--- START ---

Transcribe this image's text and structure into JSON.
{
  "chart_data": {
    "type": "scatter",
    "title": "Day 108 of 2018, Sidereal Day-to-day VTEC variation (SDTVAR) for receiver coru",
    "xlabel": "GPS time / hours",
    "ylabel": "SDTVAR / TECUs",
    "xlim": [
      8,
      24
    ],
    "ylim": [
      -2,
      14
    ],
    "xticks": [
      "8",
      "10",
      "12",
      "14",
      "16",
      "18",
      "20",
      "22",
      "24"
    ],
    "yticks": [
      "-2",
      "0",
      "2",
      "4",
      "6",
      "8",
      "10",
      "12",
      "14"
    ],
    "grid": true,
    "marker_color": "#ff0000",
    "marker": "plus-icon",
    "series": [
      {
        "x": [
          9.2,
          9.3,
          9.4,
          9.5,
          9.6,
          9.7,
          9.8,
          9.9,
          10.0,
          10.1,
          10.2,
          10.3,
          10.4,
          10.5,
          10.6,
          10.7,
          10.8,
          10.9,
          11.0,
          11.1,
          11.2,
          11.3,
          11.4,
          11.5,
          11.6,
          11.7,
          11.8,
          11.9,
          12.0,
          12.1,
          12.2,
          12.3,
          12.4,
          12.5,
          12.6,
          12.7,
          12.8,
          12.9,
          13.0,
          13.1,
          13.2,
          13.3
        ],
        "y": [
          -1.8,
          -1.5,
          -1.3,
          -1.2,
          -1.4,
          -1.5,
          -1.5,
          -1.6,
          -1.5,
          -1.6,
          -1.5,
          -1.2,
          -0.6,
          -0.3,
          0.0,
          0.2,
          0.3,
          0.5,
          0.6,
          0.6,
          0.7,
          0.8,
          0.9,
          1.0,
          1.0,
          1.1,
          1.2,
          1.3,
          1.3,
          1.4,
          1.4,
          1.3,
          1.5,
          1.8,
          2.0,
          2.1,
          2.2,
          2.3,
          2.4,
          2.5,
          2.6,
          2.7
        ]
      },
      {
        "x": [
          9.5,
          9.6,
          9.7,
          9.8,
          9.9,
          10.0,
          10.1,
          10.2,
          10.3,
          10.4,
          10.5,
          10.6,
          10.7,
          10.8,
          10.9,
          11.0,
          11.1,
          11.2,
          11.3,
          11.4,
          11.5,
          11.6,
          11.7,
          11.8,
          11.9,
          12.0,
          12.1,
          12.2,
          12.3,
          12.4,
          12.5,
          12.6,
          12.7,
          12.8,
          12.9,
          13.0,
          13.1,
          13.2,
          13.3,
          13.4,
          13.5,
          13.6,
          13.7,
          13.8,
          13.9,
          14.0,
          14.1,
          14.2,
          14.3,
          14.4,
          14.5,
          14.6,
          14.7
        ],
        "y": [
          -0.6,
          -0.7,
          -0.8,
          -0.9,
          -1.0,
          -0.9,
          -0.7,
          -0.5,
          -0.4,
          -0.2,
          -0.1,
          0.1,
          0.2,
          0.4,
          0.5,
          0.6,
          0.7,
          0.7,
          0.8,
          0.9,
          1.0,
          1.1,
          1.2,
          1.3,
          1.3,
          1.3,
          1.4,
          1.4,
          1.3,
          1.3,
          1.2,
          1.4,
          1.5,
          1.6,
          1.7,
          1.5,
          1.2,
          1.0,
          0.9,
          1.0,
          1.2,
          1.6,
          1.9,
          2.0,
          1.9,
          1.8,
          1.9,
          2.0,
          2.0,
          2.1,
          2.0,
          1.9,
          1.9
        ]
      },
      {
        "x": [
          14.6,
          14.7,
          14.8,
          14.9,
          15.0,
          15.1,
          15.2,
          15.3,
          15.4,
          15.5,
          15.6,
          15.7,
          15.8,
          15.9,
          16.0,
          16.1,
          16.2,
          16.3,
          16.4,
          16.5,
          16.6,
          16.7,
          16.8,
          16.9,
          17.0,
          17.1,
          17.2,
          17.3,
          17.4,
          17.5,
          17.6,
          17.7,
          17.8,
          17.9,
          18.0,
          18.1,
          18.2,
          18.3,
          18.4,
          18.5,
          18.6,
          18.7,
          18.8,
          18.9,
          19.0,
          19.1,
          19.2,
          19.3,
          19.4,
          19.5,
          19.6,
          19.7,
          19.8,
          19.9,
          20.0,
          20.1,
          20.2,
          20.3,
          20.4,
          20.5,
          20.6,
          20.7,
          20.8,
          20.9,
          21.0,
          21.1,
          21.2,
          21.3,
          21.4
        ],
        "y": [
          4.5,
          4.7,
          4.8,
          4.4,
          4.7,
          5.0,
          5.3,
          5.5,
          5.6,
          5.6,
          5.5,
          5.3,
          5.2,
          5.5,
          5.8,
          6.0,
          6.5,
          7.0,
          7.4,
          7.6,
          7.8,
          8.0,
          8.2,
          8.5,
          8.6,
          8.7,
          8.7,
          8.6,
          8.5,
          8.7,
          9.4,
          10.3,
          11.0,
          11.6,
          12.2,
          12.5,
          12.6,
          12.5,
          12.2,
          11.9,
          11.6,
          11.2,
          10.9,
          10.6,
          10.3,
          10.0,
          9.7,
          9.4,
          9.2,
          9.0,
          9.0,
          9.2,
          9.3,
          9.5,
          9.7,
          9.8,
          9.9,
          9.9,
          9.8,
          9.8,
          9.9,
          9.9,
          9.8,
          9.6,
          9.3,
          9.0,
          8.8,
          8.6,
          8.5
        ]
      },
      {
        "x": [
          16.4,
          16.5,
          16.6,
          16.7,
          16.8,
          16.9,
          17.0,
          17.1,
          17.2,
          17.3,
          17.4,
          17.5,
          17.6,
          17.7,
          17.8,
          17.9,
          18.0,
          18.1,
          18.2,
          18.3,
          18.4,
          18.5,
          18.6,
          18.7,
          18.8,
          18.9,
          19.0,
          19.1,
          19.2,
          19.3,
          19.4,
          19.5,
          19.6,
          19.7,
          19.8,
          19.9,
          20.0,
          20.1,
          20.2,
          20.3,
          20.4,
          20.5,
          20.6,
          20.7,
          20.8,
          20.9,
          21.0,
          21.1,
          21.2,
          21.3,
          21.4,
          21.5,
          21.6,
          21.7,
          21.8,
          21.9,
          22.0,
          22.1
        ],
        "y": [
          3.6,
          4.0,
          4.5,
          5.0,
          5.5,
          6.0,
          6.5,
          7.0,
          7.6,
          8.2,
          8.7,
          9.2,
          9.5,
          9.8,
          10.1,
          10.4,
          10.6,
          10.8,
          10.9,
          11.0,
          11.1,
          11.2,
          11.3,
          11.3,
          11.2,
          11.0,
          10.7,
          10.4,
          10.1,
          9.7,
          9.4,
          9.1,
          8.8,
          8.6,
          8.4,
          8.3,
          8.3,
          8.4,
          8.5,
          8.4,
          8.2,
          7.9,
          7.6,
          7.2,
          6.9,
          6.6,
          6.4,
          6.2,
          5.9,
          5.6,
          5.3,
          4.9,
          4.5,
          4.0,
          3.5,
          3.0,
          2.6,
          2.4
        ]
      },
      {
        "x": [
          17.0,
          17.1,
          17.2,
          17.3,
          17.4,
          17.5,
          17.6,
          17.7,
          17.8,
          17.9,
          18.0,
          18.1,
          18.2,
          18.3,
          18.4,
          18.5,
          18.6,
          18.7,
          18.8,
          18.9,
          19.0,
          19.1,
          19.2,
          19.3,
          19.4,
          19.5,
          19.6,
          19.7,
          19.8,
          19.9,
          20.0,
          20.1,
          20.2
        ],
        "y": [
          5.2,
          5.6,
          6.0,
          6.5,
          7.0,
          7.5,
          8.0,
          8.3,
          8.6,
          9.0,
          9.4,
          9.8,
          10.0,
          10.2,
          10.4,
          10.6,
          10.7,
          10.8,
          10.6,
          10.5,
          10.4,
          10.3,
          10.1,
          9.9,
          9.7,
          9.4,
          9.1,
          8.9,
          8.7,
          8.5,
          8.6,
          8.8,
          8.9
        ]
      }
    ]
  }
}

--- END ---

*Exercise instructions*.
Going through the entries above, tally each line that has the word "SDTVAR". Answer with the number only.

*Result for this exercise*.
2